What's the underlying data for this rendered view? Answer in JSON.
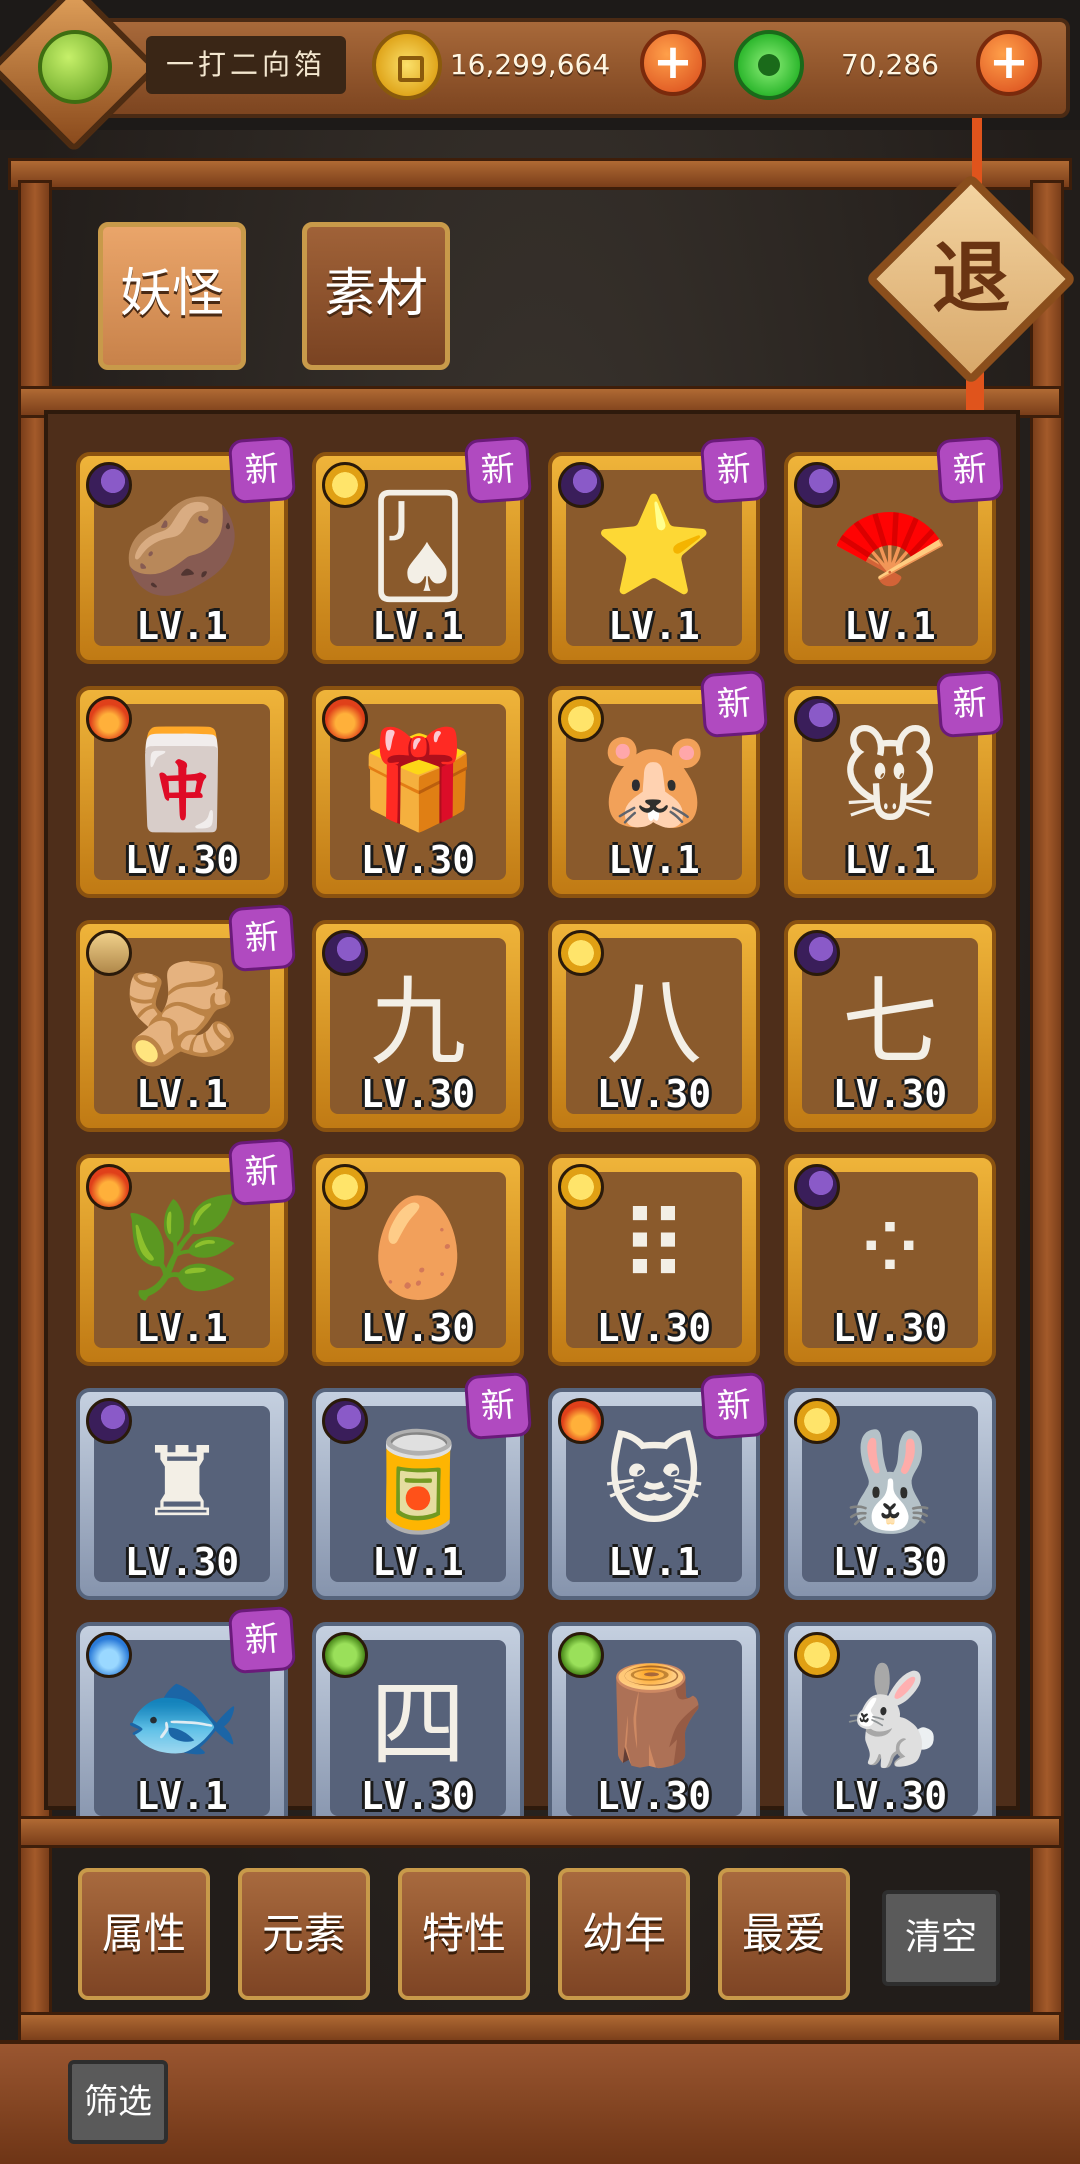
{
  "header": {
    "player_name": "一打二向箔",
    "gold_amount": "16,299,664",
    "jade_amount": "70,286",
    "gold_icon": "gold-coin-icon",
    "jade_icon": "jade-coin-icon",
    "add_icon": "plus-icon"
  },
  "tabs": {
    "monsters": "妖怪",
    "materials": "素材"
  },
  "exit_label": "退",
  "new_label": "新",
  "cards": [
    {
      "element": "moon",
      "frame": "gold",
      "level": "LV.1",
      "is_new": true,
      "art": "🥔"
    },
    {
      "element": "sun",
      "frame": "gold",
      "level": "LV.1",
      "is_new": true,
      "art": "🂫"
    },
    {
      "element": "moon",
      "frame": "gold",
      "level": "LV.1",
      "is_new": true,
      "art": "⭐"
    },
    {
      "element": "moon",
      "frame": "gold",
      "level": "LV.1",
      "is_new": true,
      "art": "🪭"
    },
    {
      "element": "fire",
      "frame": "gold",
      "level": "LV.30",
      "is_new": false,
      "art": "🀄"
    },
    {
      "element": "fire",
      "frame": "gold",
      "level": "LV.30",
      "is_new": false,
      "art": "🎁"
    },
    {
      "element": "sun",
      "frame": "gold",
      "level": "LV.1",
      "is_new": true,
      "art": "🐹"
    },
    {
      "element": "moon",
      "frame": "gold",
      "level": "LV.1",
      "is_new": true,
      "art": "🐭"
    },
    {
      "element": "earth",
      "frame": "gold",
      "level": "LV.1",
      "is_new": true,
      "art": "🫚"
    },
    {
      "element": "moon",
      "frame": "gold",
      "level": "LV.30",
      "is_new": false,
      "art": "九"
    },
    {
      "element": "sun",
      "frame": "gold",
      "level": "LV.30",
      "is_new": false,
      "art": "八"
    },
    {
      "element": "moon",
      "frame": "gold",
      "level": "LV.30",
      "is_new": false,
      "art": "七"
    },
    {
      "element": "fire",
      "frame": "gold",
      "level": "LV.1",
      "is_new": true,
      "art": "🌿"
    },
    {
      "element": "sun",
      "frame": "gold",
      "level": "LV.30",
      "is_new": false,
      "art": "🥚"
    },
    {
      "element": "sun",
      "frame": "gold",
      "level": "LV.30",
      "is_new": false,
      "art": "⠿"
    },
    {
      "element": "moon",
      "frame": "gold",
      "level": "LV.30",
      "is_new": false,
      "art": "⁘"
    },
    {
      "element": "moon",
      "frame": "silver",
      "level": "LV.30",
      "is_new": false,
      "art": "♜"
    },
    {
      "element": "moon",
      "frame": "silver",
      "level": "LV.1",
      "is_new": true,
      "art": "🥫"
    },
    {
      "element": "fire",
      "frame": "silver",
      "level": "LV.1",
      "is_new": true,
      "art": "🐱"
    },
    {
      "element": "sun",
      "frame": "silver",
      "level": "LV.30",
      "is_new": false,
      "art": "🐰"
    },
    {
      "element": "water",
      "frame": "silver",
      "level": "LV.1",
      "is_new": true,
      "art": "🐟"
    },
    {
      "element": "leaf",
      "frame": "silver",
      "level": "LV.30",
      "is_new": false,
      "art": "四"
    },
    {
      "element": "leaf",
      "frame": "silver",
      "level": "LV.30",
      "is_new": false,
      "art": "🪵"
    },
    {
      "element": "sun",
      "frame": "silver",
      "level": "LV.30",
      "is_new": false,
      "art": "🐇"
    }
  ],
  "filters": [
    "属性",
    "元素",
    "特性",
    "幼年",
    "最爱"
  ],
  "clear_label": "清空",
  "screen_label": "筛选"
}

= = =

▶ GOAL: Every line of the data should be copied as it stands, without the images.

▶ THE REPLY:
What's the underlying data for this rendered view? Answer in JSON.
{
  "header": {
    "player_name": "一打二向箔",
    "gold_amount": "16,299,664",
    "jade_amount": "70,286",
    "gold_icon": "gold-coin-icon",
    "jade_icon": "jade-coin-icon",
    "add_icon": "plus-icon"
  },
  "tabs": {
    "monsters": "妖怪",
    "materials": "素材"
  },
  "exit_label": "退",
  "new_label": "新",
  "cards": [
    {
      "element": "moon",
      "frame": "gold",
      "level": "LV.1",
      "is_new": true,
      "art": "🥔"
    },
    {
      "element": "sun",
      "frame": "gold",
      "level": "LV.1",
      "is_new": true,
      "art": "🂫"
    },
    {
      "element": "moon",
      "frame": "gold",
      "level": "LV.1",
      "is_new": true,
      "art": "⭐"
    },
    {
      "element": "moon",
      "frame": "gold",
      "level": "LV.1",
      "is_new": true,
      "art": "🪭"
    },
    {
      "element": "fire",
      "frame": "gold",
      "level": "LV.30",
      "is_new": false,
      "art": "🀄"
    },
    {
      "element": "fire",
      "frame": "gold",
      "level": "LV.30",
      "is_new": false,
      "art": "🎁"
    },
    {
      "element": "sun",
      "frame": "gold",
      "level": "LV.1",
      "is_new": true,
      "art": "🐹"
    },
    {
      "element": "moon",
      "frame": "gold",
      "level": "LV.1",
      "is_new": true,
      "art": "🐭"
    },
    {
      "element": "earth",
      "frame": "gold",
      "level": "LV.1",
      "is_new": true,
      "art": "🫚"
    },
    {
      "element": "moon",
      "frame": "gold",
      "level": "LV.30",
      "is_new": false,
      "art": "九"
    },
    {
      "element": "sun",
      "frame": "gold",
      "level": "LV.30",
      "is_new": false,
      "art": "八"
    },
    {
      "element": "moon",
      "frame": "gold",
      "level": "LV.30",
      "is_new": false,
      "art": "七"
    },
    {
      "element": "fire",
      "frame": "gold",
      "level": "LV.1",
      "is_new": true,
      "art": "🌿"
    },
    {
      "element": "sun",
      "frame": "gold",
      "level": "LV.30",
      "is_new": false,
      "art": "🥚"
    },
    {
      "element": "sun",
      "frame": "gold",
      "level": "LV.30",
      "is_new": false,
      "art": "⠿"
    },
    {
      "element": "moon",
      "frame": "gold",
      "level": "LV.30",
      "is_new": false,
      "art": "⁘"
    },
    {
      "element": "moon",
      "frame": "silver",
      "level": "LV.30",
      "is_new": false,
      "art": "♜"
    },
    {
      "element": "moon",
      "frame": "silver",
      "level": "LV.1",
      "is_new": true,
      "art": "🥫"
    },
    {
      "element": "fire",
      "frame": "silver",
      "level": "LV.1",
      "is_new": true,
      "art": "🐱"
    },
    {
      "element": "sun",
      "frame": "silver",
      "level": "LV.30",
      "is_new": false,
      "art": "🐰"
    },
    {
      "element": "water",
      "frame": "silver",
      "level": "LV.1",
      "is_new": true,
      "art": "🐟"
    },
    {
      "element": "leaf",
      "frame": "silver",
      "level": "LV.30",
      "is_new": false,
      "art": "四"
    },
    {
      "element": "leaf",
      "frame": "silver",
      "level": "LV.30",
      "is_new": false,
      "art": "🪵"
    },
    {
      "element": "sun",
      "frame": "silver",
      "level": "LV.30",
      "is_new": false,
      "art": "🐇"
    }
  ],
  "filters": [
    "属性",
    "元素",
    "特性",
    "幼年",
    "最爱"
  ],
  "clear_label": "清空",
  "screen_label": "筛选"
}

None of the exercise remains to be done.